» What to work on:
Note how many lines hold the string "background" and give that number without any other words.
::: Input data
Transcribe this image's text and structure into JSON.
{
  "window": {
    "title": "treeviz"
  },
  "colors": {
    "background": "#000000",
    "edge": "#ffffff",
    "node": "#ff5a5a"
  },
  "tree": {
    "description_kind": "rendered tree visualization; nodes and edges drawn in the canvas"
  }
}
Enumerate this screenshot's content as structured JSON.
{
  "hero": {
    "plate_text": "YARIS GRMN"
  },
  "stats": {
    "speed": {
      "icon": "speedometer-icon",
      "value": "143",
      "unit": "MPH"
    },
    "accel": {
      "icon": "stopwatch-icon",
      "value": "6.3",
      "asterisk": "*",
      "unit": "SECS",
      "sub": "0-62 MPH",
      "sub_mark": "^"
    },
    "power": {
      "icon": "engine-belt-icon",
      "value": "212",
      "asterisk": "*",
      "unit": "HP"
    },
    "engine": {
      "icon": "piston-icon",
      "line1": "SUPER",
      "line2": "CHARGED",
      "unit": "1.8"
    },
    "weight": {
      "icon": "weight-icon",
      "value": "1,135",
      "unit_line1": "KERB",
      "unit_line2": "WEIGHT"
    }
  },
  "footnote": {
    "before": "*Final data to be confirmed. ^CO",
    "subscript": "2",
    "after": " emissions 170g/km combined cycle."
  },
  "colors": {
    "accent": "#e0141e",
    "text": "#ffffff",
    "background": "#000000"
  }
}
::::::
::: Input data
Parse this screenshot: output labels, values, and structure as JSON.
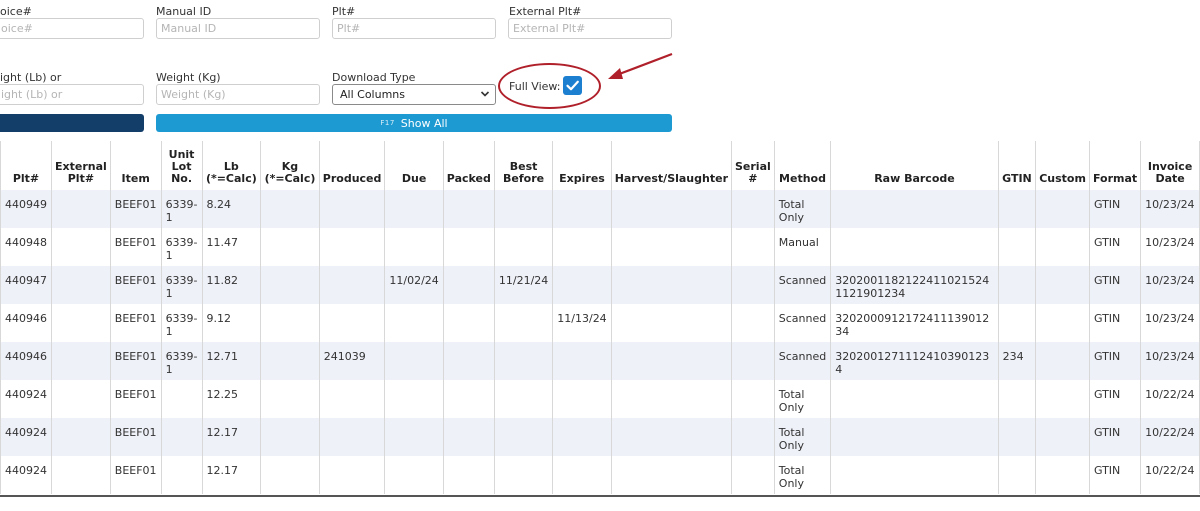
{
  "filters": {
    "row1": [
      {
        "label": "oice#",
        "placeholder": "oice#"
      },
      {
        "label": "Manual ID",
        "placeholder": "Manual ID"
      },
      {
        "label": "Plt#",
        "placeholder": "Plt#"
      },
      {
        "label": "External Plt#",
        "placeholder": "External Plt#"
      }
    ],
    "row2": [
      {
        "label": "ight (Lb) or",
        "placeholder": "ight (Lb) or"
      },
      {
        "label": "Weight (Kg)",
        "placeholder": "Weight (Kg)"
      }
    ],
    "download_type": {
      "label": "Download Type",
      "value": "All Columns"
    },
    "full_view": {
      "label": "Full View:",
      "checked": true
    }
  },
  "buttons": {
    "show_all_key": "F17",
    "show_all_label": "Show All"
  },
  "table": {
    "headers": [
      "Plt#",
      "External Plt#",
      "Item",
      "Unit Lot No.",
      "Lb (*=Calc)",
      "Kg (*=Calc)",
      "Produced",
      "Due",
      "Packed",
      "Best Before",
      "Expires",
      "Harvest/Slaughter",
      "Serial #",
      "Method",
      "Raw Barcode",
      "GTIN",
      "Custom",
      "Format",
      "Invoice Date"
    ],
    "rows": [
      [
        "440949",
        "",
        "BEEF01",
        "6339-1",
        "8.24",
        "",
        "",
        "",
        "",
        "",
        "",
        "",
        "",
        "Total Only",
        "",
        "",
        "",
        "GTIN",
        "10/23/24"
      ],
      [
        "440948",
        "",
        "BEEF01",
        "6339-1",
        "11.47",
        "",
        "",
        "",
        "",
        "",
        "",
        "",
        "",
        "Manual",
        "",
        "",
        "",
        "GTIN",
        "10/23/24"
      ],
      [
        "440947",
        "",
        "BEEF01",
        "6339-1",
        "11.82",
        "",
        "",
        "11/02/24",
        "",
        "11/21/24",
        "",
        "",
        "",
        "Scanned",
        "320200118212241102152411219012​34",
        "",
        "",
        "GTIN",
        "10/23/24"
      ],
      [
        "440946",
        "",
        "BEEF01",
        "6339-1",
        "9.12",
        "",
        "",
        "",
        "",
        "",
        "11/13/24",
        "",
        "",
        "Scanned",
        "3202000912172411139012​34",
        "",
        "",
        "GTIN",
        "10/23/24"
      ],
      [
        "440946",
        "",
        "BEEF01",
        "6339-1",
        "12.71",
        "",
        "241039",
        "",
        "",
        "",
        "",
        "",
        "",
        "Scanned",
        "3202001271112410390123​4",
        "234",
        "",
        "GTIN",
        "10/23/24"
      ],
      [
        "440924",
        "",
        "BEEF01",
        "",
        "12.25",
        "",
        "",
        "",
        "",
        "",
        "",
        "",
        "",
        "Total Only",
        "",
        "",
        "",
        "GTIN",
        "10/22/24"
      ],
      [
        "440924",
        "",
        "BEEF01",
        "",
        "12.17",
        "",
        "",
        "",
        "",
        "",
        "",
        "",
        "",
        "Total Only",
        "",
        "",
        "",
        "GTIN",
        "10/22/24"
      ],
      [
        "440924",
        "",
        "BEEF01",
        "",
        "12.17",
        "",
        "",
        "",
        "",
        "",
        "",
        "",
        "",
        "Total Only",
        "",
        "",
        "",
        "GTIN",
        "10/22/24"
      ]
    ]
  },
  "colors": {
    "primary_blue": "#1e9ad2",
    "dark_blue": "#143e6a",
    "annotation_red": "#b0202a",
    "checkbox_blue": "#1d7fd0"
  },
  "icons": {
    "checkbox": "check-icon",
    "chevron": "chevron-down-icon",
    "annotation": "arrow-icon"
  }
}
::::::
» Complete answer:
2